START Exercise inputs

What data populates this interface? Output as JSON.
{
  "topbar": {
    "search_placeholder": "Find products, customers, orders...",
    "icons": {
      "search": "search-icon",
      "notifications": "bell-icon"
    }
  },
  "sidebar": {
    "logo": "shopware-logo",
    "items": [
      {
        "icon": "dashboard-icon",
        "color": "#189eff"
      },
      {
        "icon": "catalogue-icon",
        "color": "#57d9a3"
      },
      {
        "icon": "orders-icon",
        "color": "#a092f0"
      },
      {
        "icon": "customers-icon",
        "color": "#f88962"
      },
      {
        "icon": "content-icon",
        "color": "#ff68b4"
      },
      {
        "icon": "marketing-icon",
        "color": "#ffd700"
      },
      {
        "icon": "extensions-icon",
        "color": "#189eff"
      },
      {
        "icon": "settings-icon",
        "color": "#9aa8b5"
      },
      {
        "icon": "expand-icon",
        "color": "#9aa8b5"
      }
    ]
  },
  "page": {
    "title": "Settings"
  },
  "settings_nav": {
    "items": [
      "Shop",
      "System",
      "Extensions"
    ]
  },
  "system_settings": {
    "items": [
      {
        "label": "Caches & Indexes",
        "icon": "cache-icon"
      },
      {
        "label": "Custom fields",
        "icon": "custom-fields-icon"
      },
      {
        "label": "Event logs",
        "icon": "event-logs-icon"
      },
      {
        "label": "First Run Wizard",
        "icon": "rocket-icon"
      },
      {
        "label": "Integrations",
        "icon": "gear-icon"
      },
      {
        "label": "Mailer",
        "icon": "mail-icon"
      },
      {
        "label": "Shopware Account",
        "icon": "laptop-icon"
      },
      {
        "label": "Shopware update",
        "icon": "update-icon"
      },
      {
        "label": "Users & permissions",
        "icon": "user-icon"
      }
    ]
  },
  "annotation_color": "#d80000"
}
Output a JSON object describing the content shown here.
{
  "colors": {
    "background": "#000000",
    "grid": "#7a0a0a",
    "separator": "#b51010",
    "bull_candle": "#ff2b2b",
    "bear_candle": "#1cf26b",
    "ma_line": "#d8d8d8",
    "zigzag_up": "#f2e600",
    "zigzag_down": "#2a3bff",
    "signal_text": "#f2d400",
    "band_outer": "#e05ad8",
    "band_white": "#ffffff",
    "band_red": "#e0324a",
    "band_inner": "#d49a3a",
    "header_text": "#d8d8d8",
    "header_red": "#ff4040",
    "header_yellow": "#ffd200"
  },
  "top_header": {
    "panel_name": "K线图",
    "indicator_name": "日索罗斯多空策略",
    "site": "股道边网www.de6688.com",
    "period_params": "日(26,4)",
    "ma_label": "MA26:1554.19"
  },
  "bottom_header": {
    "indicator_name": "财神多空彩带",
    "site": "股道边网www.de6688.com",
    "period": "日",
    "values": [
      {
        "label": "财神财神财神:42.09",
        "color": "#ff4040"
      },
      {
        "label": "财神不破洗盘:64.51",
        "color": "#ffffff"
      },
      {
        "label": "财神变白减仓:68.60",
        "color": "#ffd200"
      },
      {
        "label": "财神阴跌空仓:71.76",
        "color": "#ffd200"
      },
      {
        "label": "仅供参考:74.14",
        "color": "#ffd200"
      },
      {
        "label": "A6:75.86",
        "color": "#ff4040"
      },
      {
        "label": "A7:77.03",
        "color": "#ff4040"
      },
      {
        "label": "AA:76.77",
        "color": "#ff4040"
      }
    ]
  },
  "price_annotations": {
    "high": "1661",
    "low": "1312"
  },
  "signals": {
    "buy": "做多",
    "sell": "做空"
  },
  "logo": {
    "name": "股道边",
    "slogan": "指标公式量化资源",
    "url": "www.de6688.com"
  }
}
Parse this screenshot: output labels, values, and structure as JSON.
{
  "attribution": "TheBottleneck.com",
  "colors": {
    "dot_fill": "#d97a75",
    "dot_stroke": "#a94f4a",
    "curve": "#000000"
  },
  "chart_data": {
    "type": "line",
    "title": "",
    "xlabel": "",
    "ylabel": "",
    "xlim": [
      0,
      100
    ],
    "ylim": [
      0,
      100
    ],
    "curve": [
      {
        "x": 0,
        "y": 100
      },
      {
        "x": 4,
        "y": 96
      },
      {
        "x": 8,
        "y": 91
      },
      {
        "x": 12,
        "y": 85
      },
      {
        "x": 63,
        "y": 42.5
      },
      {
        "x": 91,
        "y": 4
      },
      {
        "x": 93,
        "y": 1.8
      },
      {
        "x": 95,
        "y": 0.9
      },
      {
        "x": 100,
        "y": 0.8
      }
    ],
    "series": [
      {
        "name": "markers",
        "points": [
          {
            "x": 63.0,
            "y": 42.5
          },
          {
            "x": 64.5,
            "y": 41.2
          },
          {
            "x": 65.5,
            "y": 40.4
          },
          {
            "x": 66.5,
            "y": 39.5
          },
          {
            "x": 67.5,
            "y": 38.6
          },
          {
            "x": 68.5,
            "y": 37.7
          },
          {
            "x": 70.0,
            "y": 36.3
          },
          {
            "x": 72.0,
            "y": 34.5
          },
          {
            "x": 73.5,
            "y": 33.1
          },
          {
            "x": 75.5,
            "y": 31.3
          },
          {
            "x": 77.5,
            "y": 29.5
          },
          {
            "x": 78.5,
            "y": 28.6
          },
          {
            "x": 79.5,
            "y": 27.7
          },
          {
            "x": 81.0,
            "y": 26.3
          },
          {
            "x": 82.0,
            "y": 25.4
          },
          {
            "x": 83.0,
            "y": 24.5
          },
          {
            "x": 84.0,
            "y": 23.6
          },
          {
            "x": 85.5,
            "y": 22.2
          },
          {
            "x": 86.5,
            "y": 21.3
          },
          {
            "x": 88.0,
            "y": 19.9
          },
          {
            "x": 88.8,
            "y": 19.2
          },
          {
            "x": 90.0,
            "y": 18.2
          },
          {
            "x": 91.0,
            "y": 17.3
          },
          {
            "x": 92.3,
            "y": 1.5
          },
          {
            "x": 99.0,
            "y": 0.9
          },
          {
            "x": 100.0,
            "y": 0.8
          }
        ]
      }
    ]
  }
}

END Exercise inputs

* The problem
Above are some records; repeat all of them exactly.

* Answer for this exercise
What data populates this interface? Output as JSON.
{
  "topbar": {
    "search_placeholder": "Find products, customers, orders...",
    "icons": {
      "search": "search-icon",
      "notifications": "bell-icon"
    }
  },
  "sidebar": {
    "logo": "shopware-logo",
    "items": [
      {
        "icon": "dashboard-icon",
        "color": "#189eff"
      },
      {
        "icon": "catalogue-icon",
        "color": "#57d9a3"
      },
      {
        "icon": "orders-icon",
        "color": "#a092f0"
      },
      {
        "icon": "customers-icon",
        "color": "#f88962"
      },
      {
        "icon": "content-icon",
        "color": "#ff68b4"
      },
      {
        "icon": "marketing-icon",
        "color": "#ffd700"
      },
      {
        "icon": "extensions-icon",
        "color": "#189eff"
      },
      {
        "icon": "settings-icon",
        "color": "#9aa8b5"
      },
      {
        "icon": "expand-icon",
        "color": "#9aa8b5"
      }
    ]
  },
  "page": {
    "title": "Settings"
  },
  "settings_nav": {
    "items": [
      "Shop",
      "System",
      "Extensions"
    ]
  },
  "system_settings": {
    "items": [
      {
        "label": "Caches & Indexes",
        "icon": "cache-icon"
      },
      {
        "label": "Custom fields",
        "icon": "custom-fields-icon"
      },
      {
        "label": "Event logs",
        "icon": "event-logs-icon"
      },
      {
        "label": "First Run Wizard",
        "icon": "rocket-icon"
      },
      {
        "label": "Integrations",
        "icon": "gear-icon"
      },
      {
        "label": "Mailer",
        "icon": "mail-icon"
      },
      {
        "label": "Shopware Account",
        "icon": "laptop-icon"
      },
      {
        "label": "Shopware update",
        "icon": "update-icon"
      },
      {
        "label": "Users & permissions",
        "icon": "user-icon"
      }
    ]
  },
  "annotation_color": "#d80000"
}
Output a JSON object describing the content shown here.
{
  "colors": {
    "background": "#000000",
    "grid": "#7a0a0a",
    "separator": "#b51010",
    "bull_candle": "#ff2b2b",
    "bear_candle": "#1cf26b",
    "ma_line": "#d8d8d8",
    "zigzag_up": "#f2e600",
    "zigzag_down": "#2a3bff",
    "signal_text": "#f2d400",
    "band_outer": "#e05ad8",
    "band_white": "#ffffff",
    "band_red": "#e0324a",
    "band_inner": "#d49a3a",
    "header_text": "#d8d8d8",
    "header_red": "#ff4040",
    "header_yellow": "#ffd200"
  },
  "top_header": {
    "panel_name": "K线图",
    "indicator_name": "日索罗斯多空策略",
    "site": "股道边网www.de6688.com",
    "period_params": "日(26,4)",
    "ma_label": "MA26:1554.19"
  },
  "bottom_header": {
    "indicator_name": "财神多空彩带",
    "site": "股道边网www.de6688.com",
    "period": "日",
    "values": [
      {
        "label": "财神财神财神:42.09",
        "color": "#ff4040"
      },
      {
        "label": "财神不破洗盘:64.51",
        "color": "#ffffff"
      },
      {
        "label": "财神变白减仓:68.60",
        "color": "#ffd200"
      },
      {
        "label": "财神阴跌空仓:71.76",
        "color": "#ffd200"
      },
      {
        "label": "仅供参考:74.14",
        "color": "#ffd200"
      },
      {
        "label": "A6:75.86",
        "color": "#ff4040"
      },
      {
        "label": "A7:77.03",
        "color": "#ff4040"
      },
      {
        "label": "AA:76.77",
        "color": "#ff4040"
      }
    ]
  },
  "price_annotations": {
    "high": "1661",
    "low": "1312"
  },
  "signals": {
    "buy": "做多",
    "sell": "做空"
  },
  "logo": {
    "name": "股道边",
    "slogan": "指标公式量化资源",
    "url": "www.de6688.com"
  }
}
Parse this screenshot: output labels, values, and structure as JSON.
{
  "attribution": "TheBottleneck.com",
  "colors": {
    "dot_fill": "#d97a75",
    "dot_stroke": "#a94f4a",
    "curve": "#000000"
  },
  "chart_data": {
    "type": "line",
    "title": "",
    "xlabel": "",
    "ylabel": "",
    "xlim": [
      0,
      100
    ],
    "ylim": [
      0,
      100
    ],
    "curve": [
      {
        "x": 0,
        "y": 100
      },
      {
        "x": 4,
        "y": 96
      },
      {
        "x": 8,
        "y": 91
      },
      {
        "x": 12,
        "y": 85
      },
      {
        "x": 63,
        "y": 42.5
      },
      {
        "x": 91,
        "y": 4
      },
      {
        "x": 93,
        "y": 1.8
      },
      {
        "x": 95,
        "y": 0.9
      },
      {
        "x": 100,
        "y": 0.8
      }
    ],
    "series": [
      {
        "name": "markers",
        "points": [
          {
            "x": 63.0,
            "y": 42.5
          },
          {
            "x": 64.5,
            "y": 41.2
          },
          {
            "x": 65.5,
            "y": 40.4
          },
          {
            "x": 66.5,
            "y": 39.5
          },
          {
            "x": 67.5,
            "y": 38.6
          },
          {
            "x": 68.5,
            "y": 37.7
          },
          {
            "x": 70.0,
            "y": 36.3
          },
          {
            "x": 72.0,
            "y": 34.5
          },
          {
            "x": 73.5,
            "y": 33.1
          },
          {
            "x": 75.5,
            "y": 31.3
          },
          {
            "x": 77.5,
            "y": 29.5
          },
          {
            "x": 78.5,
            "y": 28.6
          },
          {
            "x": 79.5,
            "y": 27.7
          },
          {
            "x": 81.0,
            "y": 26.3
          },
          {
            "x": 82.0,
            "y": 25.4
          },
          {
            "x": 83.0,
            "y": 24.5
          },
          {
            "x": 84.0,
            "y": 23.6
          },
          {
            "x": 85.5,
            "y": 22.2
          },
          {
            "x": 86.5,
            "y": 21.3
          },
          {
            "x": 88.0,
            "y": 19.9
          },
          {
            "x": 88.8,
            "y": 19.2
          },
          {
            "x": 90.0,
            "y": 18.2
          },
          {
            "x": 91.0,
            "y": 17.3
          },
          {
            "x": 92.3,
            "y": 1.5
          },
          {
            "x": 99.0,
            "y": 0.9
          },
          {
            "x": 100.0,
            "y": 0.8
          }
        ]
      }
    ]
  }
}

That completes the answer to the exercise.